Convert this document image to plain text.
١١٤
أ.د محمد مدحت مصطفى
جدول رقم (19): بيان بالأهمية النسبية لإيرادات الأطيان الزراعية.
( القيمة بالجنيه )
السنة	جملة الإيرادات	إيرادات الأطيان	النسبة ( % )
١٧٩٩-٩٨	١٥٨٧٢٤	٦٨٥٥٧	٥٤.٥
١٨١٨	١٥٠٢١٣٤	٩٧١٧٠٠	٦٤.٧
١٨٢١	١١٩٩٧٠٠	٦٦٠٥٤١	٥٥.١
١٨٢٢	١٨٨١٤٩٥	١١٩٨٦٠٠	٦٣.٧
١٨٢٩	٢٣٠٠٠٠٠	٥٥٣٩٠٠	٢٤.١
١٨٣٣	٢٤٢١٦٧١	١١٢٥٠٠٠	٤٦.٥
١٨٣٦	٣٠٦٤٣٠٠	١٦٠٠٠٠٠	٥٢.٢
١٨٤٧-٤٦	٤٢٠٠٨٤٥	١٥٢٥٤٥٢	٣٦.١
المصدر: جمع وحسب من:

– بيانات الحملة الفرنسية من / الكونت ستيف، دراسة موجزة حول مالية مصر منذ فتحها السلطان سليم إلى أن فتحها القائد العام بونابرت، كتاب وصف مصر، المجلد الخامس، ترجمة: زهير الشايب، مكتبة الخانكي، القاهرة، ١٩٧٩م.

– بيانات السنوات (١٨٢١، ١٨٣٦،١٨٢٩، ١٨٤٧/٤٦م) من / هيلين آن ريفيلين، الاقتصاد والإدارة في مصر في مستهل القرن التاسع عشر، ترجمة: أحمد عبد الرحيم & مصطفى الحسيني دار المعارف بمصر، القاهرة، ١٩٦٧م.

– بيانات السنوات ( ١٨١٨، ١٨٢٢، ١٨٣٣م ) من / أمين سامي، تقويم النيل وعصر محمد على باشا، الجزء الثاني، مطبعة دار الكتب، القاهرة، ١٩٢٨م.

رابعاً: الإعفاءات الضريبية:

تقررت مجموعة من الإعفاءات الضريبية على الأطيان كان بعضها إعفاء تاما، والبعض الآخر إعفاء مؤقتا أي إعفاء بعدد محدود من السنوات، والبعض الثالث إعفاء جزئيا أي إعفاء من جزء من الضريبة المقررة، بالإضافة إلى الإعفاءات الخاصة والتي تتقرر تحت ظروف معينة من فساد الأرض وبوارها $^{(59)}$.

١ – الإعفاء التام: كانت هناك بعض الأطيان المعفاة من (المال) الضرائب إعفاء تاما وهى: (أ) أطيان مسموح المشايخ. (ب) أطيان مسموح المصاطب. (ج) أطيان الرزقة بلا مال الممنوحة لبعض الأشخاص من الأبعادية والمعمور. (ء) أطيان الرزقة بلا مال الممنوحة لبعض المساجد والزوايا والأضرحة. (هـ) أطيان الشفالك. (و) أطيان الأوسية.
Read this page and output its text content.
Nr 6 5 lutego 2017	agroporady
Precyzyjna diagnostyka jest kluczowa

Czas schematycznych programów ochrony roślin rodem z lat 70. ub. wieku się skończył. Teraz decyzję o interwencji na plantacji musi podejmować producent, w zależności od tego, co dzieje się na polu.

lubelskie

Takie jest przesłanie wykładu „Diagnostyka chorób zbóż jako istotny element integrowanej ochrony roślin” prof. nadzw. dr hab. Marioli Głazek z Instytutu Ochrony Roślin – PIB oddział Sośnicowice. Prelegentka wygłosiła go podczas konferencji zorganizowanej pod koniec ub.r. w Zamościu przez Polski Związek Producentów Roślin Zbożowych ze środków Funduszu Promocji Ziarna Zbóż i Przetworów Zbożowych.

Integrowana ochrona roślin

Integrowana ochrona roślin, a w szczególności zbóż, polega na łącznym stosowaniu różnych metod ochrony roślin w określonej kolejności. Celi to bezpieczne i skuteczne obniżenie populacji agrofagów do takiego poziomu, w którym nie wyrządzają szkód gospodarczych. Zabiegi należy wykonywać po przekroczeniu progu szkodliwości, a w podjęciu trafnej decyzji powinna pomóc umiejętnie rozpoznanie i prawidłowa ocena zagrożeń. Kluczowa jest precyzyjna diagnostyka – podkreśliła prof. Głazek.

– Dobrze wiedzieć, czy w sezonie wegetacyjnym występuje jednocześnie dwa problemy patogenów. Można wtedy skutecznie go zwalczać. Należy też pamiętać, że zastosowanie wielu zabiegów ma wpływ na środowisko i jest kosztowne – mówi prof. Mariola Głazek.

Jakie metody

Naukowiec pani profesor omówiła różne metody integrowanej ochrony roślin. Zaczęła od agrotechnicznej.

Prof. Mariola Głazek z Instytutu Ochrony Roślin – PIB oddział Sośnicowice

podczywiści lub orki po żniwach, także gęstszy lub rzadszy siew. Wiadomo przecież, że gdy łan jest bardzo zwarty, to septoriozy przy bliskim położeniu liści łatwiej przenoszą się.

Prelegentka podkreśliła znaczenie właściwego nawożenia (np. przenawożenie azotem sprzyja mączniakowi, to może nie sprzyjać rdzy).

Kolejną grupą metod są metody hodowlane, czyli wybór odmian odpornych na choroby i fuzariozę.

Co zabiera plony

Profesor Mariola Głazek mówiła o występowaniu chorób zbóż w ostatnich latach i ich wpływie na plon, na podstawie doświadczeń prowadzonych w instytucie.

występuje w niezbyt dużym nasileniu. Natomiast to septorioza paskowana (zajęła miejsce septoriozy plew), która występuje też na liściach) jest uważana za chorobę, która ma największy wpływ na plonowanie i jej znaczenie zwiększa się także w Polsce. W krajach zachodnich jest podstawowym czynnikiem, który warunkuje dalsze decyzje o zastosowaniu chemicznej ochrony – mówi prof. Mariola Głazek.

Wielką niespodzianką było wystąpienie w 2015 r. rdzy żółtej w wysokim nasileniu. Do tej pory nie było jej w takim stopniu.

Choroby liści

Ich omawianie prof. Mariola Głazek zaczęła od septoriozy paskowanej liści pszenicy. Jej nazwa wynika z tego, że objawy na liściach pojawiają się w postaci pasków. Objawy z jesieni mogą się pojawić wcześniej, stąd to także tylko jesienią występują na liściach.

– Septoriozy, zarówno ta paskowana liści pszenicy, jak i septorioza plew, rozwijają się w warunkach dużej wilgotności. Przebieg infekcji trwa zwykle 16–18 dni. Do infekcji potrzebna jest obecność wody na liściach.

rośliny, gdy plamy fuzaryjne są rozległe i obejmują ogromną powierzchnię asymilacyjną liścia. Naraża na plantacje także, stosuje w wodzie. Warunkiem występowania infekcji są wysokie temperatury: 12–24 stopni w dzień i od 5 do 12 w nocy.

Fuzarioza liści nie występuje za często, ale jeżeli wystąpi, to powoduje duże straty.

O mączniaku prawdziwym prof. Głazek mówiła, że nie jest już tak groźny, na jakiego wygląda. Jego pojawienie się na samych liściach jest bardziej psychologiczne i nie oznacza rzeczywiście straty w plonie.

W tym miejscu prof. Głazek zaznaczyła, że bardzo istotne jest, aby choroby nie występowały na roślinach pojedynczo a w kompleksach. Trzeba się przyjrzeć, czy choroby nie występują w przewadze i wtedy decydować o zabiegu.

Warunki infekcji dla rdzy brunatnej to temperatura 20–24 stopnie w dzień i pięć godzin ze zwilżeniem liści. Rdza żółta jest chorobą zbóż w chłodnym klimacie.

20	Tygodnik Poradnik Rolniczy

SHORT PROBLEM | Repeat every entry word for word.

EXPECTED OUTPUT |
Convert this document image to plain text.
١١٤
أ.د محمد مدحت مصطفى
جدول رقم (19): بيان بالأهمية النسبية لإيرادات الأطيان الزراعية.
( القيمة بالجنيه )
السنة	جملة الإيرادات	إيرادات الأطيان	النسبة ( % )
١٧٩٩-٩٨	١٥٨٧٢٤	٦٨٥٥٧	٥٤.٥
١٨١٨	١٥٠٢١٣٤	٩٧١٧٠٠	٦٤.٧
١٨٢١	١١٩٩٧٠٠	٦٦٠٥٤١	٥٥.١
١٨٢٢	١٨٨١٤٩٥	١١٩٨٦٠٠	٦٣.٧
١٨٢٩	٢٣٠٠٠٠٠	٥٥٣٩٠٠	٢٤.١
١٨٣٣	٢٤٢١٦٧١	١١٢٥٠٠٠	٤٦.٥
١٨٣٦	٣٠٦٤٣٠٠	١٦٠٠٠٠٠	٥٢.٢
١٨٤٧-٤٦	٤٢٠٠٨٤٥	١٥٢٥٤٥٢	٣٦.١
المصدر: جمع وحسب من:

– بيانات الحملة الفرنسية من / الكونت ستيف، دراسة موجزة حول مالية مصر منذ فتحها السلطان سليم إلى أن فتحها القائد العام بونابرت، كتاب وصف مصر، المجلد الخامس، ترجمة: زهير الشايب، مكتبة الخانكي، القاهرة، ١٩٧٩م.

– بيانات السنوات (١٨٢١، ١٨٣٦،١٨٢٩، ١٨٤٧/٤٦م) من / هيلين آن ريفيلين، الاقتصاد والإدارة في مصر في مستهل القرن التاسع عشر، ترجمة: أحمد عبد الرحيم & مصطفى الحسيني دار المعارف بمصر، القاهرة، ١٩٦٧م.

– بيانات السنوات ( ١٨١٨، ١٨٢٢، ١٨٣٣م ) من / أمين سامي، تقويم النيل وعصر محمد على باشا، الجزء الثاني، مطبعة دار الكتب، القاهرة، ١٩٢٨م.

رابعاً: الإعفاءات الضريبية:

تقررت مجموعة من الإعفاءات الضريبية على الأطيان كان بعضها إعفاء تاما، والبعض الآخر إعفاء مؤقتا أي إعفاء بعدد محدود من السنوات، والبعض الثالث إعفاء جزئيا أي إعفاء من جزء من الضريبة المقررة، بالإضافة إلى الإعفاءات الخاصة والتي تتقرر تحت ظروف معينة من فساد الأرض وبوارها $^{(59)}$.

١ – الإعفاء التام: كانت هناك بعض الأطيان المعفاة من (المال) الضرائب إعفاء تاما وهى: (أ) أطيان مسموح المشايخ. (ب) أطيان مسموح المصاطب. (ج) أطيان الرزقة بلا مال الممنوحة لبعض الأشخاص من الأبعادية والمعمور. (ء) أطيان الرزقة بلا مال الممنوحة لبعض المساجد والزوايا والأضرحة. (هـ) أطيان الشفالك. (و) أطيان الأوسية.
Read this page and output its text content.
Nr 6 5 lutego 2017	agroporady
Precyzyjna diagnostyka jest kluczowa

Czas schematycznych programów ochrony roślin rodem z lat 70. ub. wieku się skończył. Teraz decyzję o interwencji na plantacji musi podejmować producent, w zależności od tego, co dzieje się na polu.

lubelskie

Takie jest przesłanie wykładu „Diagnostyka chorób zbóż jako istotny element integrowanej ochrony roślin” prof. nadzw. dr hab. Marioli Głazek z Instytutu Ochrony Roślin – PIB oddział Sośnicowice. Prelegentka wygłosiła go podczas konferencji zorganizowanej pod koniec ub.r. w Zamościu przez Polski Związek Producentów Roślin Zbożowych ze środków Funduszu Promocji Ziarna Zbóż i Przetworów Zbożowych.

Integrowana ochrona roślin

Integrowana ochrona roślin, a w szczególności zbóż, polega na łącznym stosowaniu różnych metod ochrony roślin w określonej kolejności. Celi to bezpieczne i skuteczne obniżenie populacji agrofagów do takiego poziomu, w którym nie wyrządzają szkód gospodarczych. Zabiegi należy wykonywać po przekroczeniu progu szkodliwości, a w podjęciu trafnej decyzji powinna pomóc umiejętnie rozpoznanie i prawidłowa ocena zagrożeń. Kluczowa jest precyzyjna diagnostyka – podkreśliła prof. Głazek.

– Dobrze wiedzieć, czy w sezonie wegetacyjnym występuje jednocześnie dwa problemy patogenów. Można wtedy skutecznie go zwalczać. Należy też pamiętać, że zastosowanie wielu zabiegów ma wpływ na środowisko i jest kosztowne – mówi prof. Mariola Głazek.

Jakie metody

Naukowiec pani profesor omówiła różne metody integrowanej ochrony roślin. Zaczęła od agrotechnicznej.

Prof. Mariola Głazek z Instytutu Ochrony Roślin – PIB oddział Sośnicowice

podczywiści lub orki po żniwach, także gęstszy lub rzadszy siew. Wiadomo przecież, że gdy łan jest bardzo zwarty, to septoriozy przy bliskim położeniu liści łatwiej przenoszą się.

Prelegentka podkreśliła znaczenie właściwego nawożenia (np. przenawożenie azotem sprzyja mączniakowi, to może nie sprzyjać rdzy).

Kolejną grupą metod są metody hodowlane, czyli wybór odmian odpornych na choroby i fuzariozę.

Co zabiera plony

Profesor Mariola Głazek mówiła o występowaniu chorób zbóż w ostatnich latach i ich wpływie na plon, na podstawie doświadczeń prowadzonych w instytucie.

występuje w niezbyt dużym nasileniu. Natomiast to septorioza paskowana (zajęła miejsce septoriozy plew), która występuje też na liściach) jest uważana za chorobę, która ma największy wpływ na plonowanie i jej znaczenie zwiększa się także w Polsce. W krajach zachodnich jest podstawowym czynnikiem, który warunkuje dalsze decyzje o zastosowaniu chemicznej ochrony – mówi prof. Mariola Głazek.

Wielką niespodzianką było wystąpienie w 2015 r. rdzy żółtej w wysokim nasileniu. Do tej pory nie było jej w takim stopniu.

Choroby liści

Ich omawianie prof. Mariola Głazek zaczęła od septoriozy paskowanej liści pszenicy. Jej nazwa wynika z tego, że objawy na liściach pojawiają się w postaci pasków. Objawy z jesieni mogą się pojawić wcześniej, stąd to także tylko jesienią występują na liściach.

– Septoriozy, zarówno ta paskowana liści pszenicy, jak i septorioza plew, rozwijają się w warunkach dużej wilgotności. Przebieg infekcji trwa zwykle 16–18 dni. Do infekcji potrzebna jest obecność wody na liściach.

rośliny, gdy plamy fuzaryjne są rozległe i obejmują ogromną powierzchnię asymilacyjną liścia. Naraża na plantacje także, stosuje w wodzie. Warunkiem występowania infekcji są wysokie temperatury: 12–24 stopni w dzień i od 5 do 12 w nocy.

Fuzarioza liści nie występuje za często, ale jeżeli wystąpi, to powoduje duże straty.

O mączniaku prawdziwym prof. Głazek mówiła, że nie jest już tak groźny, na jakiego wygląda. Jego pojawienie się na samych liściach jest bardziej psychologiczne i nie oznacza rzeczywiście straty w plonie.

W tym miejscu prof. Głazek zaznaczyła, że bardzo istotne jest, aby choroby nie występowały na roślinach pojedynczo a w kompleksach. Trzeba się przyjrzeć, czy choroby nie występują w przewadze i wtedy decydować o zabiegu.

Warunki infekcji dla rdzy brunatnej to temperatura 20–24 stopnie w dzień i pięć godzin ze zwilżeniem liści. Rdza żółta jest chorobą zbóż w chłodnym klimacie.

20	Tygodnik Poradnik Rolniczy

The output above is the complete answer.